■ **WORK INSTRUCTIONS**
Omit the images, then print each record below exactly as it reads.
++++ DATA PROVIDED
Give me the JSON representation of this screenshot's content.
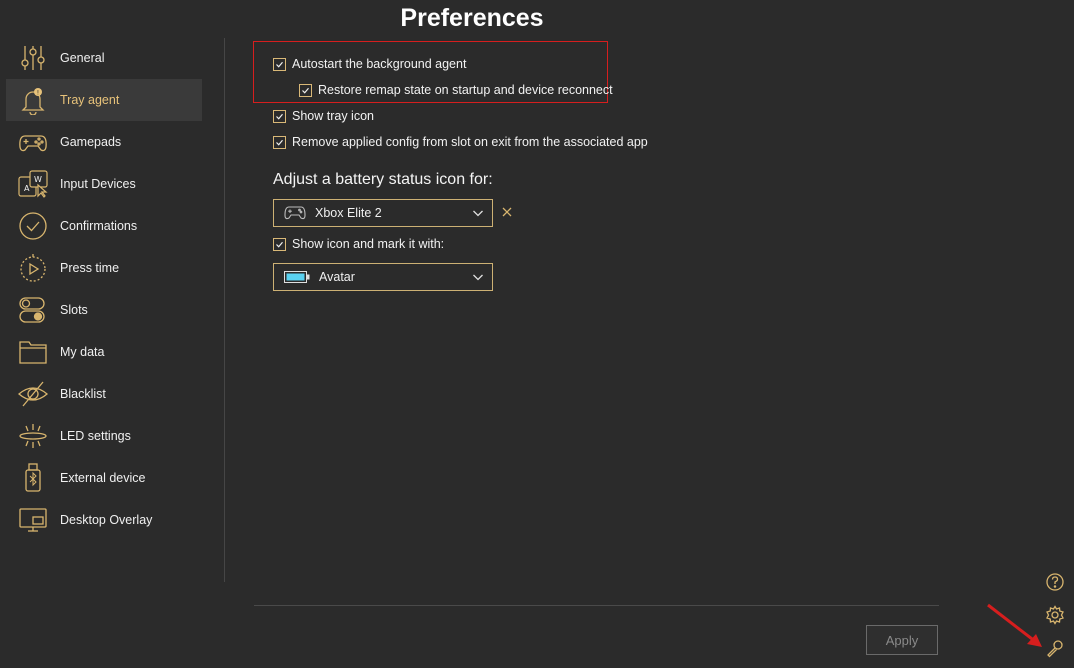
{
  "title": "Preferences",
  "sidebar": {
    "items": [
      {
        "label": "General",
        "icon": "sliders-icon"
      },
      {
        "label": "Tray agent",
        "icon": "bell-icon",
        "active": true
      },
      {
        "label": "Gamepads",
        "icon": "gamepad-icon"
      },
      {
        "label": "Input Devices",
        "icon": "keyboard-mouse-icon"
      },
      {
        "label": "Confirmations",
        "icon": "check-circle-icon"
      },
      {
        "label": "Press time",
        "icon": "timer-icon"
      },
      {
        "label": "Slots",
        "icon": "toggle-icon"
      },
      {
        "label": "My data",
        "icon": "folder-icon"
      },
      {
        "label": "Blacklist",
        "icon": "eye-off-icon"
      },
      {
        "label": "LED settings",
        "icon": "led-icon"
      },
      {
        "label": "External device",
        "icon": "usb-device-icon"
      },
      {
        "label": "Desktop Overlay",
        "icon": "monitor-icon"
      }
    ]
  },
  "main": {
    "autostart_label": "Autostart the background agent",
    "autostart_checked": true,
    "restore_label": "Restore remap state on startup and device reconnect",
    "restore_checked": true,
    "tray_icon_label": "Show tray icon",
    "tray_icon_checked": true,
    "remove_config_label": "Remove applied config from slot on exit from the associated app",
    "remove_config_checked": true,
    "battery_section_label": "Adjust a battery status icon for:",
    "device_select_value": "Xbox Elite 2",
    "show_icon_label": "Show icon and mark it with:",
    "show_icon_checked": true,
    "mark_select_value": "Avatar"
  },
  "footer": {
    "apply_label": "Apply"
  },
  "corner_icons": [
    "help-icon",
    "settings-gear-icon",
    "wrench-icon"
  ],
  "colors": {
    "background": "#2b2b2b",
    "accent": "#e7c27a",
    "highlight_border": "#d61e1e",
    "battery_fill": "#5ad1f0"
  }
}
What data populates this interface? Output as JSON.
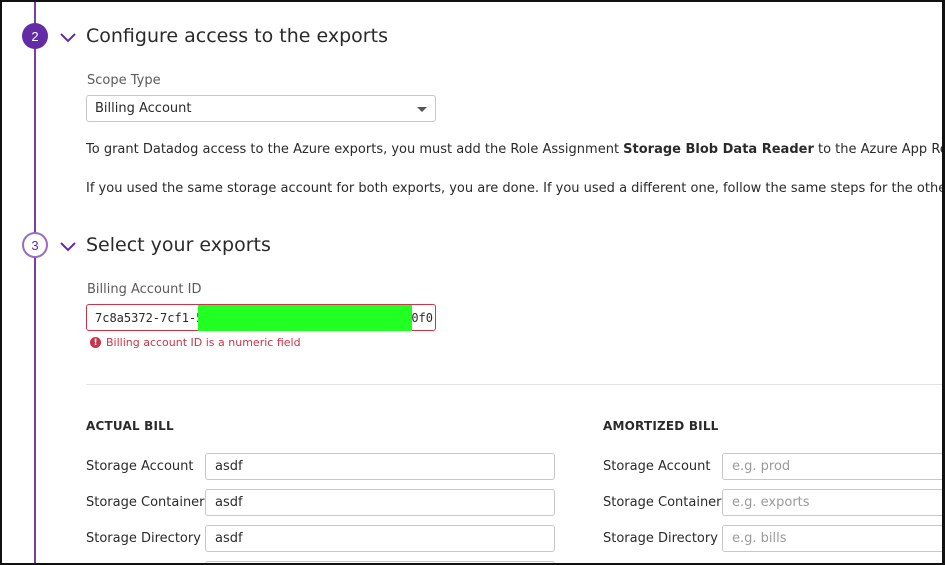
{
  "steps": {
    "configure": {
      "number": "2",
      "title": "Configure access to the exports"
    },
    "select": {
      "number": "3",
      "title": "Select your exports"
    }
  },
  "scope": {
    "label": "Scope Type",
    "selected": "Billing Account"
  },
  "instructions": {
    "line1_pre": "To grant Datadog access to the Azure exports, you must add the Role Assignment ",
    "line1_bold": "Storage Blob Data Reader",
    "line1_post": " to the Azure App Registration. S",
    "line2": "If you used the same storage account for both exports, you are done. If you used a different one, follow the same steps for the other storage"
  },
  "billing": {
    "label": "Billing Account ID",
    "value_start": "7c8a5372-7cf1-58",
    "value_end": "0f0",
    "error": "Billing account ID is a numeric field"
  },
  "actual_bill": {
    "heading": "ACTUAL BILL",
    "storage_account_label": "Storage Account",
    "storage_account_value": "asdf",
    "storage_container_label": "Storage Container",
    "storage_container_value": "asdf",
    "storage_directory_label": "Storage Directory",
    "storage_directory_value": "asdf"
  },
  "amortized_bill": {
    "heading": "AMORTIZED BILL",
    "storage_account_label": "Storage Account",
    "storage_account_placeholder": "e.g. prod",
    "storage_container_label": "Storage Container",
    "storage_container_placeholder": "e.g. exports",
    "storage_directory_label": "Storage Directory",
    "storage_directory_placeholder": "e.g. bills"
  },
  "colors": {
    "brand_purple": "#632ca6",
    "error_red": "#c8344a",
    "redaction_green": "#22ff22"
  },
  "icons": {
    "collapse": "chevron-down-icon",
    "dropdown": "caret-down-icon",
    "error": "exclamation-circle-icon"
  }
}
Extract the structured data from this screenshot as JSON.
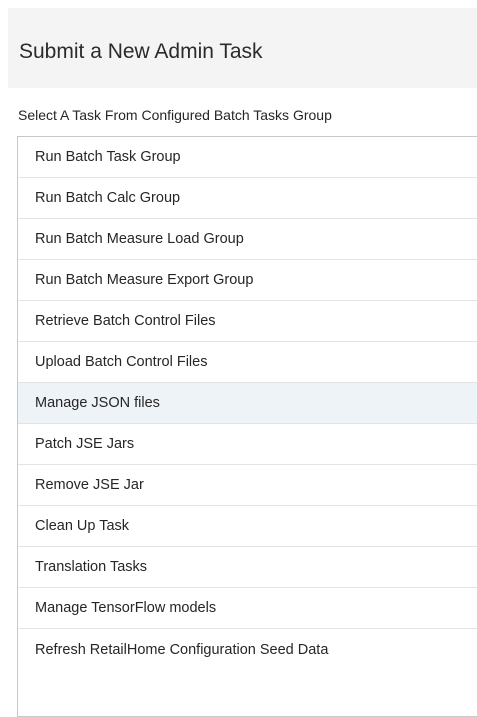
{
  "header": {
    "title": "Submit a New Admin Task"
  },
  "task_group": {
    "label": "Select A Task From Configured Batch Tasks Group",
    "selected_index": 6,
    "items": [
      {
        "label": "Run Batch Task Group"
      },
      {
        "label": "Run Batch Calc Group"
      },
      {
        "label": "Run Batch Measure Load Group"
      },
      {
        "label": "Run Batch Measure Export Group"
      },
      {
        "label": "Retrieve Batch Control Files"
      },
      {
        "label": "Upload Batch Control Files"
      },
      {
        "label": "Manage JSON files"
      },
      {
        "label": "Patch JSE Jars"
      },
      {
        "label": "Remove JSE Jar"
      },
      {
        "label": "Clean Up Task"
      },
      {
        "label": "Translation Tasks"
      },
      {
        "label": "Manage TensorFlow models"
      },
      {
        "label": "Refresh RetailHome Configuration Seed Data"
      }
    ]
  }
}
++++++++
■ **TASK RESPONSE**
Give me the JSON representation of this screenshot's content.
{
  "title": "Preferences",
  "sidebar": {
    "items": [
      {
        "label": "General",
        "icon": "sliders-icon"
      },
      {
        "label": "Tray agent",
        "icon": "bell-icon",
        "active": true
      },
      {
        "label": "Gamepads",
        "icon": "gamepad-icon"
      },
      {
        "label": "Input Devices",
        "icon": "keyboard-mouse-icon"
      },
      {
        "label": "Confirmations",
        "icon": "check-circle-icon"
      },
      {
        "label": "Press time",
        "icon": "timer-icon"
      },
      {
        "label": "Slots",
        "icon": "toggle-icon"
      },
      {
        "label": "My data",
        "icon": "folder-icon"
      },
      {
        "label": "Blacklist",
        "icon": "eye-off-icon"
      },
      {
        "label": "LED settings",
        "icon": "led-icon"
      },
      {
        "label": "External device",
        "icon": "usb-device-icon"
      },
      {
        "label": "Desktop Overlay",
        "icon": "monitor-icon"
      }
    ]
  },
  "main": {
    "autostart_label": "Autostart the background agent",
    "autostart_checked": true,
    "restore_label": "Restore remap state on startup and device reconnect",
    "restore_checked": true,
    "tray_icon_label": "Show tray icon",
    "tray_icon_checked": true,
    "remove_config_label": "Remove applied config from slot on exit from the associated app",
    "remove_config_checked": true,
    "battery_section_label": "Adjust a battery status icon for:",
    "device_select_value": "Xbox Elite 2",
    "show_icon_label": "Show icon and mark it with:",
    "show_icon_checked": true,
    "mark_select_value": "Avatar"
  },
  "footer": {
    "apply_label": "Apply"
  },
  "corner_icons": [
    "help-icon",
    "settings-gear-icon",
    "wrench-icon"
  ],
  "colors": {
    "background": "#2b2b2b",
    "accent": "#e7c27a",
    "highlight_border": "#d61e1e",
    "battery_fill": "#5ad1f0"
  }
}
What data populates this interface? Output as JSON.
{
  "steps": {
    "configure": {
      "number": "2",
      "title": "Configure access to the exports"
    },
    "select": {
      "number": "3",
      "title": "Select your exports"
    }
  },
  "scope": {
    "label": "Scope Type",
    "selected": "Billing Account"
  },
  "instructions": {
    "line1_pre": "To grant Datadog access to the Azure exports, you must add the Role Assignment ",
    "line1_bold": "Storage Blob Data Reader",
    "line1_post": " to the Azure App Registration. S",
    "line2": "If you used the same storage account for both exports, you are done. If you used a different one, follow the same steps for the other storage"
  },
  "billing": {
    "label": "Billing Account ID",
    "value_start": "7c8a5372-7cf1-58",
    "value_end": "0f0",
    "error": "Billing account ID is a numeric field"
  },
  "actual_bill": {
    "heading": "ACTUAL BILL",
    "storage_account_label": "Storage Account",
    "storage_account_value": "asdf",
    "storage_container_label": "Storage Container",
    "storage_container_value": "asdf",
    "storage_directory_label": "Storage Directory",
    "storage_directory_value": "asdf"
  },
  "amortized_bill": {
    "heading": "AMORTIZED BILL",
    "storage_account_label": "Storage Account",
    "storage_account_placeholder": "e.g. prod",
    "storage_container_label": "Storage Container",
    "storage_container_placeholder": "e.g. exports",
    "storage_directory_label": "Storage Directory",
    "storage_directory_placeholder": "e.g. bills"
  },
  "colors": {
    "brand_purple": "#632ca6",
    "error_red": "#c8344a",
    "redaction_green": "#22ff22"
  },
  "icons": {
    "collapse": "chevron-down-icon",
    "dropdown": "caret-down-icon",
    "error": "exclamation-circle-icon"
  }
}
Extract the structured data from this screenshot as JSON.
{
  "header": {
    "title": "Submit a New Admin Task"
  },
  "task_group": {
    "label": "Select A Task From Configured Batch Tasks Group",
    "selected_index": 6,
    "items": [
      {
        "label": "Run Batch Task Group"
      },
      {
        "label": "Run Batch Calc Group"
      },
      {
        "label": "Run Batch Measure Load Group"
      },
      {
        "label": "Run Batch Measure Export Group"
      },
      {
        "label": "Retrieve Batch Control Files"
      },
      {
        "label": "Upload Batch Control Files"
      },
      {
        "label": "Manage JSON files"
      },
      {
        "label": "Patch JSE Jars"
      },
      {
        "label": "Remove JSE Jar"
      },
      {
        "label": "Clean Up Task"
      },
      {
        "label": "Translation Tasks"
      },
      {
        "label": "Manage TensorFlow models"
      },
      {
        "label": "Refresh RetailHome Configuration Seed Data"
      }
    ]
  }
}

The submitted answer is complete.